-- Task brief --
Seek out every line containing the word "Income", and copy each.

◇ ◇ ◇ ◇ ◇

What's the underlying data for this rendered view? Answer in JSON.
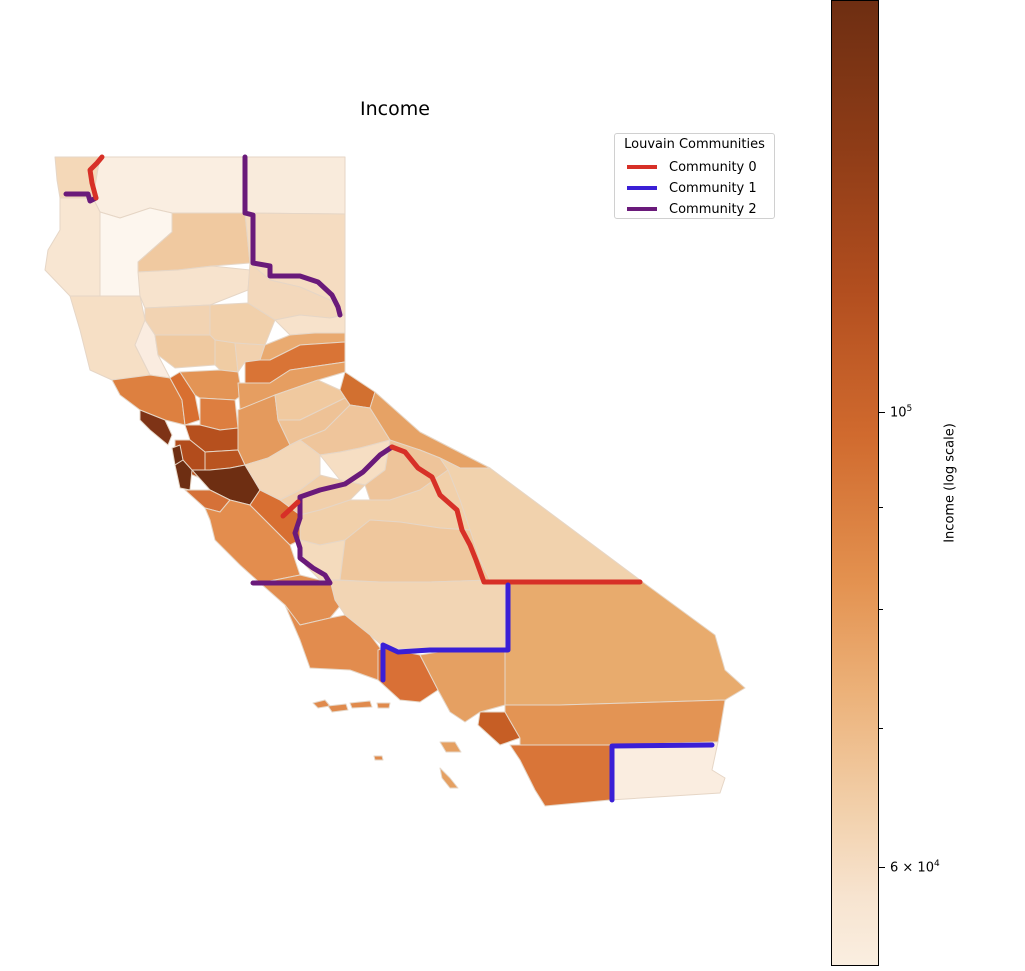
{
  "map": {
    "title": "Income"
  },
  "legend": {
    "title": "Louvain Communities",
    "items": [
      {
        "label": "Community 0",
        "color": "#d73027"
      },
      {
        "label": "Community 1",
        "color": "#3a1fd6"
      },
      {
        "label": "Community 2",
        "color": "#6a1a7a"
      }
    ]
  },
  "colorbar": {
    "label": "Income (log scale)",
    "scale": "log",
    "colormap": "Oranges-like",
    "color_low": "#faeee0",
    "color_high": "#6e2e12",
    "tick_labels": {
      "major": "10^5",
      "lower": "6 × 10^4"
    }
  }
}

◇ ◇ ◇ ◇ ◇

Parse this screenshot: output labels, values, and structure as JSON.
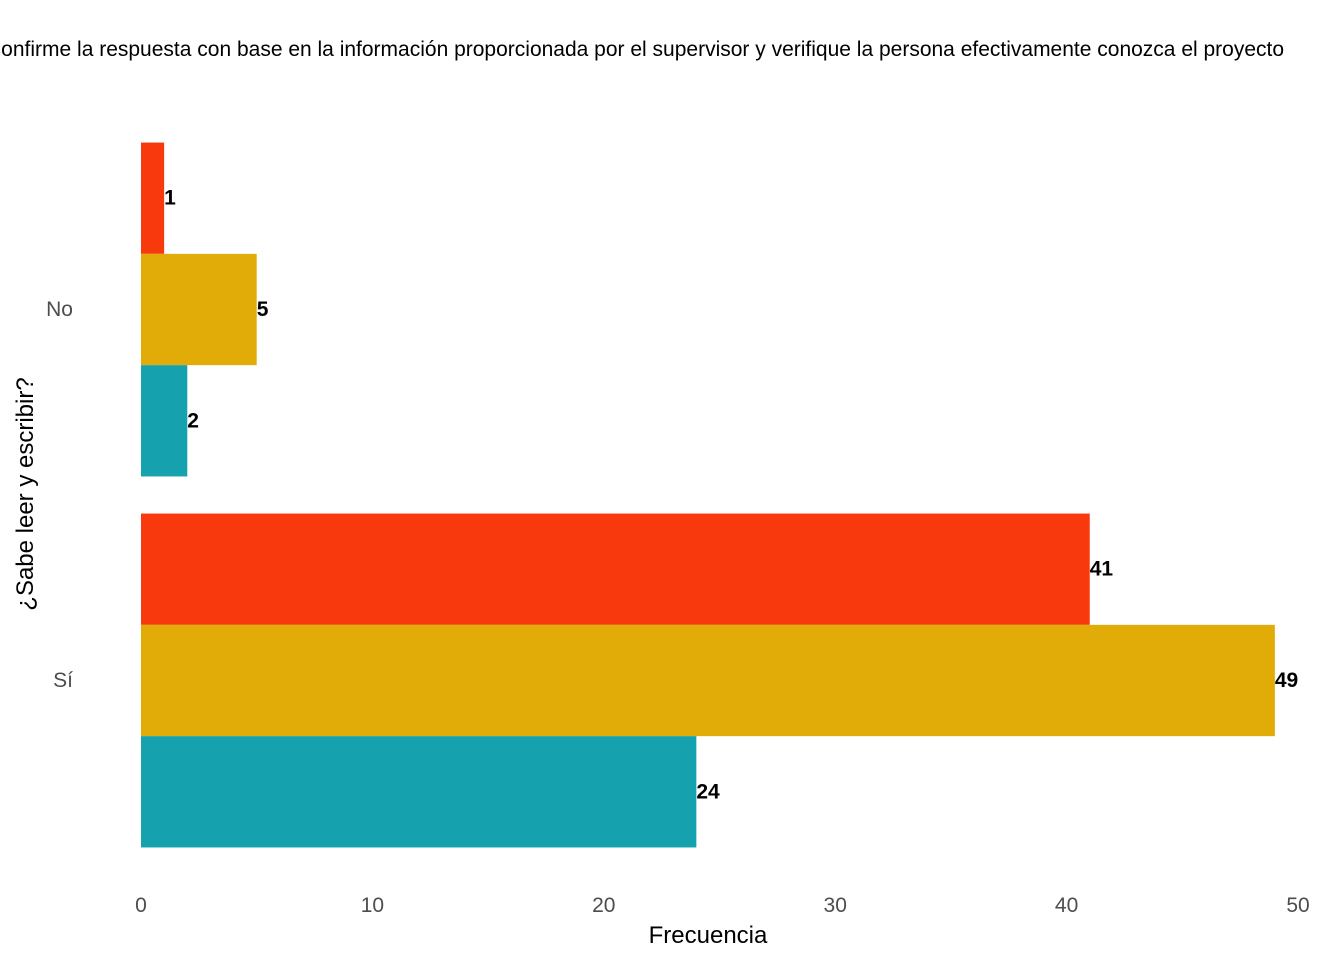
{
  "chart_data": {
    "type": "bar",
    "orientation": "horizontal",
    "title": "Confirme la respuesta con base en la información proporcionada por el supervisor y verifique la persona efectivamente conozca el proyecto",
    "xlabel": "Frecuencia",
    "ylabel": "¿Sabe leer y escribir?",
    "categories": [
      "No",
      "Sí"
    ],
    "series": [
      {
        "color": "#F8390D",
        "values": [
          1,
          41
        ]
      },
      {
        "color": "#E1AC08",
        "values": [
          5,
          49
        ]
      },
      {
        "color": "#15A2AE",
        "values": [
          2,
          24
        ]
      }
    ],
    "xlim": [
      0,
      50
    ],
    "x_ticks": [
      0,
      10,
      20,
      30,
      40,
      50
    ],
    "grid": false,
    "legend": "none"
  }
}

◇ ◇ ◇ ◇ ◇

-- Answer to the problem --
    "title": "Income"
    "label": "Income (log scale)",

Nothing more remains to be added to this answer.